Data to process —
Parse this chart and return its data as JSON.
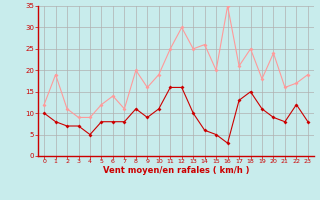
{
  "hours": [
    0,
    1,
    2,
    3,
    4,
    5,
    6,
    7,
    8,
    9,
    10,
    11,
    12,
    13,
    14,
    15,
    16,
    17,
    18,
    19,
    20,
    21,
    22,
    23
  ],
  "vent_moyen": [
    10,
    8,
    7,
    7,
    5,
    8,
    8,
    8,
    11,
    9,
    11,
    16,
    16,
    10,
    6,
    5,
    3,
    13,
    15,
    11,
    9,
    8,
    12,
    8
  ],
  "vent_rafales": [
    12,
    19,
    11,
    9,
    9,
    12,
    14,
    11,
    20,
    16,
    19,
    25,
    30,
    25,
    26,
    20,
    35,
    21,
    25,
    18,
    24,
    16,
    17,
    19
  ],
  "bg_color": "#c8ecec",
  "grid_color": "#b0b0b0",
  "line_color_moyen": "#cc0000",
  "line_color_rafales": "#ff9999",
  "xlabel": "Vent moyen/en rafales ( km/h )",
  "xlabel_color": "#cc0000",
  "tick_color": "#cc0000",
  "ylim": [
    0,
    35
  ],
  "yticks": [
    0,
    5,
    10,
    15,
    20,
    25,
    30,
    35
  ],
  "spine_color": "#cc0000"
}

Required work — Write out the whole listing again, exactly, with no pictures.

Written solution —
Parse this chart and return its data as JSON.
{
  "hours": [
    0,
    1,
    2,
    3,
    4,
    5,
    6,
    7,
    8,
    9,
    10,
    11,
    12,
    13,
    14,
    15,
    16,
    17,
    18,
    19,
    20,
    21,
    22,
    23
  ],
  "vent_moyen": [
    10,
    8,
    7,
    7,
    5,
    8,
    8,
    8,
    11,
    9,
    11,
    16,
    16,
    10,
    6,
    5,
    3,
    13,
    15,
    11,
    9,
    8,
    12,
    8
  ],
  "vent_rafales": [
    12,
    19,
    11,
    9,
    9,
    12,
    14,
    11,
    20,
    16,
    19,
    25,
    30,
    25,
    26,
    20,
    35,
    21,
    25,
    18,
    24,
    16,
    17,
    19
  ],
  "bg_color": "#c8ecec",
  "grid_color": "#b0b0b0",
  "line_color_moyen": "#cc0000",
  "line_color_rafales": "#ff9999",
  "xlabel": "Vent moyen/en rafales ( km/h )",
  "xlabel_color": "#cc0000",
  "tick_color": "#cc0000",
  "ylim": [
    0,
    35
  ],
  "yticks": [
    0,
    5,
    10,
    15,
    20,
    25,
    30,
    35
  ],
  "spine_color": "#cc0000"
}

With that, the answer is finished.